##### WORKING DATA #####

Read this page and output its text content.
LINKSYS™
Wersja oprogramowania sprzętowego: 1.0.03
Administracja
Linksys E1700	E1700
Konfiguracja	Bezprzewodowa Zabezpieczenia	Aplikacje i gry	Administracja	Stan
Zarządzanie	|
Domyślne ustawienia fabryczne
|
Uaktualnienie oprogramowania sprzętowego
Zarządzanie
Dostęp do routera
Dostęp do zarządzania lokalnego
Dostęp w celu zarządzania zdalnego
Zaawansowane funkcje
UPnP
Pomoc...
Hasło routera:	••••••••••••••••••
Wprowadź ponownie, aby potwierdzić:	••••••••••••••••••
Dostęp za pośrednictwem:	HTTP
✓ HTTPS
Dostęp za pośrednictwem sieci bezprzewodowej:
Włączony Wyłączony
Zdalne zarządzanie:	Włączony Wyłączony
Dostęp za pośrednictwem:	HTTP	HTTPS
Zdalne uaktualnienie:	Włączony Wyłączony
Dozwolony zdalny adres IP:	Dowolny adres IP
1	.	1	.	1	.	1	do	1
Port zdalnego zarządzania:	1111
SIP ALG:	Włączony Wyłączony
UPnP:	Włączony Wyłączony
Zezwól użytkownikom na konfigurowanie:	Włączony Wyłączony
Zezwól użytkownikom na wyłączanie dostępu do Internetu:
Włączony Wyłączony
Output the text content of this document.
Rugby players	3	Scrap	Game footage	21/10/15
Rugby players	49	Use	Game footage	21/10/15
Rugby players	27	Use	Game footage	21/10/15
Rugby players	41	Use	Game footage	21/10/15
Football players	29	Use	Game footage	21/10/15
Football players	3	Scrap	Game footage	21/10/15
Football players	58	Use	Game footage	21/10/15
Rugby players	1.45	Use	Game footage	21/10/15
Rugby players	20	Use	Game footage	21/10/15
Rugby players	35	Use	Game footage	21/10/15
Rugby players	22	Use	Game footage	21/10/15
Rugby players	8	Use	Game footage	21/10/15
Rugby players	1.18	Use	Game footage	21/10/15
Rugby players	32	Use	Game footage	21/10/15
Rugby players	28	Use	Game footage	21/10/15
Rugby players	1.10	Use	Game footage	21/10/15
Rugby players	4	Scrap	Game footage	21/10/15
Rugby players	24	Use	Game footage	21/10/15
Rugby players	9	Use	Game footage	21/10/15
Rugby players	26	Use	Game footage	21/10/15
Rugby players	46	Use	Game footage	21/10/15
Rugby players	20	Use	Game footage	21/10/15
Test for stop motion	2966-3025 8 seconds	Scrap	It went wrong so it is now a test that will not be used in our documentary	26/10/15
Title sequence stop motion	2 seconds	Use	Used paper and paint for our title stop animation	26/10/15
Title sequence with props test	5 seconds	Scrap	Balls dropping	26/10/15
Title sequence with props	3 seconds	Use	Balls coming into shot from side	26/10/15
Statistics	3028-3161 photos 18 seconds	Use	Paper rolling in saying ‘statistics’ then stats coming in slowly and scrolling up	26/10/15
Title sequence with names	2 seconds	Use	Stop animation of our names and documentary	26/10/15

#####

◆ **TASK TO CARRY OUT**: Provide all the records again, word for word.

◆ **WRITTEN RESPONSE**:
Read this page and output its text content.
LINKSYS™
Wersja oprogramowania sprzętowego: 1.0.03
Administracja
Linksys E1700	E1700
Konfiguracja	Bezprzewodowa Zabezpieczenia	Aplikacje i gry	Administracja	Stan
Zarządzanie	|
Domyślne ustawienia fabryczne
|
Uaktualnienie oprogramowania sprzętowego
Zarządzanie
Dostęp do routera
Dostęp do zarządzania lokalnego
Dostęp w celu zarządzania zdalnego
Zaawansowane funkcje
UPnP
Pomoc...
Hasło routera:	••••••••••••••••••
Wprowadź ponownie, aby potwierdzić:	••••••••••••••••••
Dostęp za pośrednictwem:	HTTP
✓ HTTPS
Dostęp za pośrednictwem sieci bezprzewodowej:
Włączony Wyłączony
Zdalne zarządzanie:	Włączony Wyłączony
Dostęp za pośrednictwem:	HTTP	HTTPS
Zdalne uaktualnienie:	Włączony Wyłączony
Dozwolony zdalny adres IP:	Dowolny adres IP
1	.	1	.	1	.	1	do	1
Port zdalnego zarządzania:	1111
SIP ALG:	Włączony Wyłączony
UPnP:	Włączony Wyłączony
Zezwól użytkownikom na konfigurowanie:	Włączony Wyłączony
Zezwól użytkownikom na wyłączanie dostępu do Internetu:
Włączony Wyłączony
Output the text content of this document.
Rugby players	3	Scrap	Game footage	21/10/15
Rugby players	49	Use	Game footage	21/10/15
Rugby players	27	Use	Game footage	21/10/15
Rugby players	41	Use	Game footage	21/10/15
Football players	29	Use	Game footage	21/10/15
Football players	3	Scrap	Game footage	21/10/15
Football players	58	Use	Game footage	21/10/15
Rugby players	1.45	Use	Game footage	21/10/15
Rugby players	20	Use	Game footage	21/10/15
Rugby players	35	Use	Game footage	21/10/15
Rugby players	22	Use	Game footage	21/10/15
Rugby players	8	Use	Game footage	21/10/15
Rugby players	1.18	Use	Game footage	21/10/15
Rugby players	32	Use	Game footage	21/10/15
Rugby players	28	Use	Game footage	21/10/15
Rugby players	1.10	Use	Game footage	21/10/15
Rugby players	4	Scrap	Game footage	21/10/15
Rugby players	24	Use	Game footage	21/10/15
Rugby players	9	Use	Game footage	21/10/15
Rugby players	26	Use	Game footage	21/10/15
Rugby players	46	Use	Game footage	21/10/15
Rugby players	20	Use	Game footage	21/10/15
Test for stop motion	2966-3025 8 seconds	Scrap	It went wrong so it is now a test that will not be used in our documentary	26/10/15
Title sequence stop motion	2 seconds	Use	Used paper and paint for our title stop animation	26/10/15
Title sequence with props test	5 seconds	Scrap	Balls dropping	26/10/15
Title sequence with props	3 seconds	Use	Balls coming into shot from side	26/10/15
Statistics	3028-3161 photos 18 seconds	Use	Paper rolling in saying ‘statistics’ then stats coming in slowly and scrolling up	26/10/15
Title sequence with names	2 seconds	Use	Stop animation of our names and documentary	26/10/15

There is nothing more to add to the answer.